§ Supplied information:
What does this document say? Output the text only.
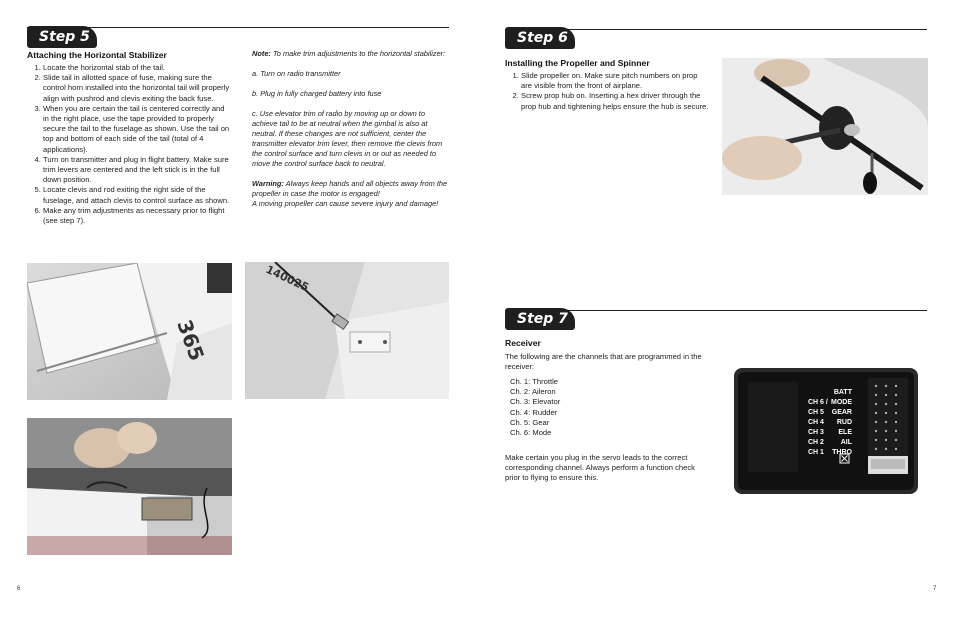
Step 5
Attaching the Horizontal Stabilizer
1. Locate the horizontal stab of the tail.
2. Slide tail in allotted space of fuse, making sure the control horn installed into the horizontal tail will properly align with pushrod and clevis exiting the back fuse.
3. When you are certain the tail is centered correctly and in the right place, use the tape provided to properly secure the tail to the fuselage as shown. Use the tail on top and bottom of each side of the tail (total of 4 applications).
4. Turn on transmitter and plug in flight battery. Make sure trim levers are centered and the left stick is in the full down position.
5. Locate clevis and rod exiting the right side of the fuselage, and attach clevis to control surface as shown.
6. Make any trim adjustments as necessary prior to flight (see step 7).

Note: To make trim adjustments to the horizontal stabilizer:

a. Turn on radio transmitter

b. Plug in fully charged battery into fuse

c. Use elevator trim of radio by moving up or down to achieve tail to be at neutral when the gimbal is also at neutral. If these changes are not sufficient, center the transmitter elevator trim lever, then remove the clevis from the control surface and turn clevis in or out as needed to move the control surface back to neutral.

Warning: Always keep hands and all objects away from the propeller in case the motor is engaged!
A moving propeller can cause severe injury and damage!

365
140025
6
Step 6
Installing the Propeller and Spinner
1. Slide propeller on. Make sure pitch numbers on prop are visible from the front of airplane.
2. Screw prop hub on. Inserting a hex driver through the prop hub and tightening helps ensure the hub is secure.
Step 7
Receiver
The following are the channels that are programmed in the receiver:
Ch. 1: Throttle
Ch. 2: Aileron
Ch. 3: Elevator
Ch. 4: Rudder
Ch. 5: Gear
Ch. 6: Mode
Make certain you plug in the servo leads to the correct corresponding channel. Always perform a function check prior to flying to ensure this.
BATT
CH 6 / MODE
CH 5 GEAR
CH 4 RUD
CH 3 ELE
CH 2 AIL
CH 1 THRO
7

§ Exercise directions: Filter the records above and return every line that holds the word "side".

§ Exercise response:
3. When you are certain the tail is centered correctly and in the right place, use the tape provided to properly secure the tail to the fuselage as shown. Use the tail on top and bottom of each side of the tail (total of 4 applications).
5. Locate clevis and rod exiting the right side of the fuselage, and attach clevis to control surface as shown.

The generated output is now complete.